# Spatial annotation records
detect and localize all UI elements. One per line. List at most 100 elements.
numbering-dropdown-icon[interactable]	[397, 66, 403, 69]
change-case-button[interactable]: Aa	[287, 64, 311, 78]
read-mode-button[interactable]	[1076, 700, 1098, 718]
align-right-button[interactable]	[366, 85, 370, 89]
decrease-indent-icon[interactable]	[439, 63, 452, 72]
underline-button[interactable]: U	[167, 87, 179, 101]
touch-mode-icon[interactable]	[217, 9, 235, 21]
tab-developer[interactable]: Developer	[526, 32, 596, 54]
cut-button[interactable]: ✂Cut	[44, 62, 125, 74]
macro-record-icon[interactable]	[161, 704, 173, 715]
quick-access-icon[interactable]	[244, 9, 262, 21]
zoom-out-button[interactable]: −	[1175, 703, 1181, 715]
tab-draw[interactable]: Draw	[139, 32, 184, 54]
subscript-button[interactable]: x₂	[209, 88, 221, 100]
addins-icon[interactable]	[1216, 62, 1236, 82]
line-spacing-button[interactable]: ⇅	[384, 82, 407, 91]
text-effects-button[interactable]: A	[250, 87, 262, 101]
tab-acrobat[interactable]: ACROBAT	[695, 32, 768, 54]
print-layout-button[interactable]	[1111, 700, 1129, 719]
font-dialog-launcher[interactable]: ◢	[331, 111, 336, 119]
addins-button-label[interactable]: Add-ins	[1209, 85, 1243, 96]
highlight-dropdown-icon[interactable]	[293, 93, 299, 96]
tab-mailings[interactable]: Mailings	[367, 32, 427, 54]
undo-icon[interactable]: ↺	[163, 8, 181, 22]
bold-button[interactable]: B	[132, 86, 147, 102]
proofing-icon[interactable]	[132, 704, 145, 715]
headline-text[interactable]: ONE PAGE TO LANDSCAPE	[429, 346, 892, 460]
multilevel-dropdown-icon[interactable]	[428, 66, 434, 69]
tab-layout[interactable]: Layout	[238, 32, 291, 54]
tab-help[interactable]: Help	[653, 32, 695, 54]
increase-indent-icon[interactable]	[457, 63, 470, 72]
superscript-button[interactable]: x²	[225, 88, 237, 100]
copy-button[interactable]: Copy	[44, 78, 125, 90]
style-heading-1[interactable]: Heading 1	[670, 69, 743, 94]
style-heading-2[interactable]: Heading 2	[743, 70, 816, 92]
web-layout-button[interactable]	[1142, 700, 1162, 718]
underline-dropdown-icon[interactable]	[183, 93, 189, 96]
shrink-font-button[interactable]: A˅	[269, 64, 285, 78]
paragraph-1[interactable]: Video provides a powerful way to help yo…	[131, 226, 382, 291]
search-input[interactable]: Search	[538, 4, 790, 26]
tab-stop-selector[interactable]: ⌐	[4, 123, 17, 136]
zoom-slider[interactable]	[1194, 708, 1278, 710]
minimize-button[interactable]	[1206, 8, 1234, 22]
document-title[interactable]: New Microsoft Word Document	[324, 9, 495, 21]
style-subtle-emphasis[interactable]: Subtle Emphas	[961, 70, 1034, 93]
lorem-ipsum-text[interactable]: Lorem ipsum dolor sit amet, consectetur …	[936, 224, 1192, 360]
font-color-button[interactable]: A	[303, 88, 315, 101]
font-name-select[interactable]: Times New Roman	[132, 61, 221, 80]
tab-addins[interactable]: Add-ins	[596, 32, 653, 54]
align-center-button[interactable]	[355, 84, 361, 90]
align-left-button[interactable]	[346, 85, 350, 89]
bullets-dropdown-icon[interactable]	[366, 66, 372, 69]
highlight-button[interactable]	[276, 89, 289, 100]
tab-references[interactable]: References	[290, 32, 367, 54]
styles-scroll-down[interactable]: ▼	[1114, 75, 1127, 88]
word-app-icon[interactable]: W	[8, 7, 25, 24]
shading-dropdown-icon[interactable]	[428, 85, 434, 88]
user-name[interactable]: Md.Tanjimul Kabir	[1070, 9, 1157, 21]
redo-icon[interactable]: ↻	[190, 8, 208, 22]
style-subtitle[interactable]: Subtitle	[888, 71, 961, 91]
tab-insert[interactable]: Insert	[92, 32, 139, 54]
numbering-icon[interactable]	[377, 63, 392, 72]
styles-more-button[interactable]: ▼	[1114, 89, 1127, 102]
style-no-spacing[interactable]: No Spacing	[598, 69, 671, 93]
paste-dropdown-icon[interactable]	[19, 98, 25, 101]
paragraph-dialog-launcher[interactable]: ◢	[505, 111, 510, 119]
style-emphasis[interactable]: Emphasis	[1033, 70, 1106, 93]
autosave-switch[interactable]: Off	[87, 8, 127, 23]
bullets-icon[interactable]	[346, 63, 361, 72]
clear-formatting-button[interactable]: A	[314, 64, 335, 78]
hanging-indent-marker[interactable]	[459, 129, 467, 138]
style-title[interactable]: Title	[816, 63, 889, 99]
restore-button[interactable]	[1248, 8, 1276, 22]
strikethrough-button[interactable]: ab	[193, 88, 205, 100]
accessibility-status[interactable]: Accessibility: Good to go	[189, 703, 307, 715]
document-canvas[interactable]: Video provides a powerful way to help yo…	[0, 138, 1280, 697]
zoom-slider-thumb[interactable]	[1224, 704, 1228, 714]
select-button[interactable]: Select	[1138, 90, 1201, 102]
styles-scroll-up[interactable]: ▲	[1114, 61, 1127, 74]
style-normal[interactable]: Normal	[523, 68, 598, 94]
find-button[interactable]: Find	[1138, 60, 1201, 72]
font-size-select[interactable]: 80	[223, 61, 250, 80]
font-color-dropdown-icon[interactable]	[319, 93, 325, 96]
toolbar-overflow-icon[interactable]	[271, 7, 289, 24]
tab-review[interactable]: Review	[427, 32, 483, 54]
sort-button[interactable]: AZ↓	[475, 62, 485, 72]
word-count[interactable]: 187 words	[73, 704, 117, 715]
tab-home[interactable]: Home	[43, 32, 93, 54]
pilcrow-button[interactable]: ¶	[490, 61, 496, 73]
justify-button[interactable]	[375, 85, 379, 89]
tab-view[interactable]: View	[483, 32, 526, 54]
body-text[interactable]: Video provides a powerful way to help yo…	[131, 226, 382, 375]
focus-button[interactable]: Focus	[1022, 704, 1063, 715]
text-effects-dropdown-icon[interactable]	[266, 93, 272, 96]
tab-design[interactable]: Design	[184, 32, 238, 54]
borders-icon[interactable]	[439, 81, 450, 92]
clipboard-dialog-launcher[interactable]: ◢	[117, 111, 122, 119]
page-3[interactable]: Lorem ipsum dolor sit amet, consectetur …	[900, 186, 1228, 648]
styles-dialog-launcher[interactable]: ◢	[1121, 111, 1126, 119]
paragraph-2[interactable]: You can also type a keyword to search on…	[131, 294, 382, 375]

# Task details
Show every line of the items that contains the string "text", matching case exactly.

# Finished exercise
text-effects-button[interactable]: A	[250, 87, 262, 101]
headline-text[interactable]: ONE PAGE TO LANDSCAPE	[429, 346, 892, 460]
lorem-ipsum-text[interactable]: Lorem ipsum dolor sit amet, consectetur …	[936, 224, 1192, 360]
body-text[interactable]: Video provides a powerful way to help yo…	[131, 226, 382, 375]
text-effects-dropdown-icon[interactable]	[266, 93, 272, 96]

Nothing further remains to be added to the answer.